### Required work
Across the data below, how many lines hold "selected"? Answer with that number and nothing else.
— START —
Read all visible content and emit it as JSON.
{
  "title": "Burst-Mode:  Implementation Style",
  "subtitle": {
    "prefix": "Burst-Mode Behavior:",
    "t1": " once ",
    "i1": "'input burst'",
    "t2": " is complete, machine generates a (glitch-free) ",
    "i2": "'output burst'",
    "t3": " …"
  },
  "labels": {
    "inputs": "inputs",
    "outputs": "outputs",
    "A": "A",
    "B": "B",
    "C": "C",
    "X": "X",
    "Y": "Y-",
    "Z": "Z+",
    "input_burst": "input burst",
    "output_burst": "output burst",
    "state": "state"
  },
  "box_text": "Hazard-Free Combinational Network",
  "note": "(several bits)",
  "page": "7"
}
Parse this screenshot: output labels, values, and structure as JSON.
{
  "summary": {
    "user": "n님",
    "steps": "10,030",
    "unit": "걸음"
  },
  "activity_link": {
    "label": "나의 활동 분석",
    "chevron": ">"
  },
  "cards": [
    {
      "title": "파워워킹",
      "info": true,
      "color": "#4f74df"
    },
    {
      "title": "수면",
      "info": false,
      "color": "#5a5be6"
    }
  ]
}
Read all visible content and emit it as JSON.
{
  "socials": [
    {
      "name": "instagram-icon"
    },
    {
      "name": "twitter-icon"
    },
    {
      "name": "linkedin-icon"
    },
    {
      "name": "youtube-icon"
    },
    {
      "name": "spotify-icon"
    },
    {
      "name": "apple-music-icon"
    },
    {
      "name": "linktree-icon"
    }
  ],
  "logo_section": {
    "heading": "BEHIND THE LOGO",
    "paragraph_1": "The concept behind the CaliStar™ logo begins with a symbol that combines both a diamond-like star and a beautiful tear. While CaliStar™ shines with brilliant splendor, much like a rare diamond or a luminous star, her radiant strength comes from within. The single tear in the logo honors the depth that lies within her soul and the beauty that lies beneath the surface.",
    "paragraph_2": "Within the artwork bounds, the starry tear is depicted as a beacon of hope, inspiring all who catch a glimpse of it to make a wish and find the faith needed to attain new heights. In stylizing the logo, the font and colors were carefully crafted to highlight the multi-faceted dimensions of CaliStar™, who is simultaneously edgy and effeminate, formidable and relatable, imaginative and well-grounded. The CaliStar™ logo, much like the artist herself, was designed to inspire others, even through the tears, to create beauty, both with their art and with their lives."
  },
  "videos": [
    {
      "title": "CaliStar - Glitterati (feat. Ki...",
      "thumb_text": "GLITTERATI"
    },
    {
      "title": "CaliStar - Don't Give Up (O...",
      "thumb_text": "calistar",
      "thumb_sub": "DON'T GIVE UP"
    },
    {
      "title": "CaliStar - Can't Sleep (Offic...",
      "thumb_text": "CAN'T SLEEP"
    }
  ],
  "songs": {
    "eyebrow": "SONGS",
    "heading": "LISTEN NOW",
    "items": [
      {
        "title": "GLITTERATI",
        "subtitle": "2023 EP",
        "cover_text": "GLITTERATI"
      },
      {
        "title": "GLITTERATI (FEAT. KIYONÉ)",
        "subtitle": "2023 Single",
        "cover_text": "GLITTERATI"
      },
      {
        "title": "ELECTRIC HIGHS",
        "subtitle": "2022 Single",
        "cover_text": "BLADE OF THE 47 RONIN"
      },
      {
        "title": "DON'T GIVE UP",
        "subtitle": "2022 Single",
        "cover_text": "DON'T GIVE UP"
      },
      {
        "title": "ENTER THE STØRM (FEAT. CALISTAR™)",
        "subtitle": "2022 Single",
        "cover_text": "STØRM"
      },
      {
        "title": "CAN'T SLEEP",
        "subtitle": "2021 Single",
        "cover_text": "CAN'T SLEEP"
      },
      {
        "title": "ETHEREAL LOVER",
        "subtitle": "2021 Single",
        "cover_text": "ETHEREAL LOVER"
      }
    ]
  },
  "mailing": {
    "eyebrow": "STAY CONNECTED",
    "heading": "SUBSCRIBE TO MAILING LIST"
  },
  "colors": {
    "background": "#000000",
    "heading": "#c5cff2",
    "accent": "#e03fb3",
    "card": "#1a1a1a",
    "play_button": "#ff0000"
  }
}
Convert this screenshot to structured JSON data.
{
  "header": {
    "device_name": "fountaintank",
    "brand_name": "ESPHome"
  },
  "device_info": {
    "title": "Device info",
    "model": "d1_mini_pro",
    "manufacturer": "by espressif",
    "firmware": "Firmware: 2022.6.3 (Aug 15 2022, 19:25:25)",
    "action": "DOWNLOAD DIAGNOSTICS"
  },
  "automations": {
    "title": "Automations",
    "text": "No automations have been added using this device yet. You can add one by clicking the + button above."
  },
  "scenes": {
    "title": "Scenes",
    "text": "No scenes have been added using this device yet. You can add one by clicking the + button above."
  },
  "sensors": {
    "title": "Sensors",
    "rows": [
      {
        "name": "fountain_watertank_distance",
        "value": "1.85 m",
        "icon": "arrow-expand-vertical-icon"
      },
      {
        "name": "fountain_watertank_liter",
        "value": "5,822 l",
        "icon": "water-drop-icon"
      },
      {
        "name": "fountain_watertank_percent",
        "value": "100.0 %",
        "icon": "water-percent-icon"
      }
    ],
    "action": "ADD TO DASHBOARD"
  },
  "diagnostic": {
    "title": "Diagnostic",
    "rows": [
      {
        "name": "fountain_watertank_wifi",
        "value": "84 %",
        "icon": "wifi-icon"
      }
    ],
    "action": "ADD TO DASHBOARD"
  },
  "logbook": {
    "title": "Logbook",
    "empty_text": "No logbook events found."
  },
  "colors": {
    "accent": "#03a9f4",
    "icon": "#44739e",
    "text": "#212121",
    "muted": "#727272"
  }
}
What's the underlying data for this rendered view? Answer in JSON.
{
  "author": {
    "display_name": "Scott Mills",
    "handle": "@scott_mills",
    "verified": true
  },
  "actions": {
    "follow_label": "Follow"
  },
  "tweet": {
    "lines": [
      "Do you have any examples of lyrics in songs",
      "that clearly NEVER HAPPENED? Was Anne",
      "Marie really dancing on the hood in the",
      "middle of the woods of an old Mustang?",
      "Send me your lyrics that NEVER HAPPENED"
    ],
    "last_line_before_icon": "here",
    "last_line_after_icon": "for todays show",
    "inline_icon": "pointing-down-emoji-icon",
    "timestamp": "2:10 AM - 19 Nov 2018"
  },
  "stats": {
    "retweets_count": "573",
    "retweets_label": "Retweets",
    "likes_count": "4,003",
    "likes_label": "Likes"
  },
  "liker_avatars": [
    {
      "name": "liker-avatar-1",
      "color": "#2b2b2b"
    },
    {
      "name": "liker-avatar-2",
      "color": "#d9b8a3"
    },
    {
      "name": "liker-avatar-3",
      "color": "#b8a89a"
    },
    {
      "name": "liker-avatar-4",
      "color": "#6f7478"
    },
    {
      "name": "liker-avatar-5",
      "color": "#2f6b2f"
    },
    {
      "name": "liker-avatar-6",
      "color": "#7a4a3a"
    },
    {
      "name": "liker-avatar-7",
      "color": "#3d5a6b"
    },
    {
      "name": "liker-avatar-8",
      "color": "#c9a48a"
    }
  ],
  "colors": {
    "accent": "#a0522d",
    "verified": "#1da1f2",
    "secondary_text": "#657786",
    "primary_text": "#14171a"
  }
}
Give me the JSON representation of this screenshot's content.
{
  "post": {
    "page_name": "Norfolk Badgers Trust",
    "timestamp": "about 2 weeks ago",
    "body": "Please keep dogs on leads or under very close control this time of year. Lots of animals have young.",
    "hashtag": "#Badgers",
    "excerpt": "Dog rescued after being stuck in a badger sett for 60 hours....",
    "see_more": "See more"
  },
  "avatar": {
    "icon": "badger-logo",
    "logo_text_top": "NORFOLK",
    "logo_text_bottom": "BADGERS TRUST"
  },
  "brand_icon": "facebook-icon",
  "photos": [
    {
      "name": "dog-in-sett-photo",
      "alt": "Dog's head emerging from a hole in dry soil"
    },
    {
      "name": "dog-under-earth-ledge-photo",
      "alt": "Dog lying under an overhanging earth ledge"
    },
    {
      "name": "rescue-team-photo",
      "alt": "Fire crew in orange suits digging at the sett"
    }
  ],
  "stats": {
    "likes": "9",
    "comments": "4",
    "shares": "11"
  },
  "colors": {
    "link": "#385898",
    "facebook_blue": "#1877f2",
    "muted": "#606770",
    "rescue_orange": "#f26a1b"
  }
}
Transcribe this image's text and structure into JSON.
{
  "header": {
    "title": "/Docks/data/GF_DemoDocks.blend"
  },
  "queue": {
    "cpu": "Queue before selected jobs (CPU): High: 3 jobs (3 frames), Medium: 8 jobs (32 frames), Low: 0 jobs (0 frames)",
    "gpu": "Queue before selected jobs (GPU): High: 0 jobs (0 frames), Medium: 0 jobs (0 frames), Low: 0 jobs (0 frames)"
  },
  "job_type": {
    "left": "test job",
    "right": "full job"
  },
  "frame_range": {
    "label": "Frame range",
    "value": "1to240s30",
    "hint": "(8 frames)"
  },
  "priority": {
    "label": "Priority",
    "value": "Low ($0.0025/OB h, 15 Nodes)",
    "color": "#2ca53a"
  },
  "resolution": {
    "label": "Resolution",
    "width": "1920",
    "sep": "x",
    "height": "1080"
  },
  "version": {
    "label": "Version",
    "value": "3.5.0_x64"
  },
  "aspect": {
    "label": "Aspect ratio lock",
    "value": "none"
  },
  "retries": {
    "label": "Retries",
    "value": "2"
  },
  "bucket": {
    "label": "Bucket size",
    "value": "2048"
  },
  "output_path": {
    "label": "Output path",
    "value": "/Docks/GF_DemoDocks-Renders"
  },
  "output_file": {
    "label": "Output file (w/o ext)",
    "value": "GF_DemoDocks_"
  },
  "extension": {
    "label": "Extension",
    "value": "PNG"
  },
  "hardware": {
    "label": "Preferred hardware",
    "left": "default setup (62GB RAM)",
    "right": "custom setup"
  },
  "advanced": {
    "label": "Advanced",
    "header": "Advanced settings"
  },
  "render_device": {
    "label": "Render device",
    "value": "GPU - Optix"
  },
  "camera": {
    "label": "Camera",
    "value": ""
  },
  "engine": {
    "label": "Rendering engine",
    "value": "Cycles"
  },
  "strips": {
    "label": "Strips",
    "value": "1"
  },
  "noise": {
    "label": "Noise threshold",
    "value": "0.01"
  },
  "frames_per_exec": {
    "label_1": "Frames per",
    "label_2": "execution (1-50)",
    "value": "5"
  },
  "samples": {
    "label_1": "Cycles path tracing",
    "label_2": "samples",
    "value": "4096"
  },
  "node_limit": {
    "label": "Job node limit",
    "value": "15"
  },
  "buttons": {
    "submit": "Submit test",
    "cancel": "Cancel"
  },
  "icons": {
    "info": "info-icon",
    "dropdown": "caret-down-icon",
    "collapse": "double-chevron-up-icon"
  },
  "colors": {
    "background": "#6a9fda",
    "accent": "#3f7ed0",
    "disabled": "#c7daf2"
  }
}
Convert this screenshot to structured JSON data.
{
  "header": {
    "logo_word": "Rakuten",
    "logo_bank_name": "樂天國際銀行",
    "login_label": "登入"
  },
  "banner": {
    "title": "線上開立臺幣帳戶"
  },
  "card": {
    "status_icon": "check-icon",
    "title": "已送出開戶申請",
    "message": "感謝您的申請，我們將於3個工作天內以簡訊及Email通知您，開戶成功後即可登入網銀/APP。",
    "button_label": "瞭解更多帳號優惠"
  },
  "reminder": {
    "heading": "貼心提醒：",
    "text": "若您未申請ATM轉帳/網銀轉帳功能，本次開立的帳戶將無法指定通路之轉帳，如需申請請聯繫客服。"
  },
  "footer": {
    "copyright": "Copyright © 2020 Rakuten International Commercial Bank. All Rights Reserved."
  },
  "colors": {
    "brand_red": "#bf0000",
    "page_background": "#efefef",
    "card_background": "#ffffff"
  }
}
— END —
### Exercise answer
2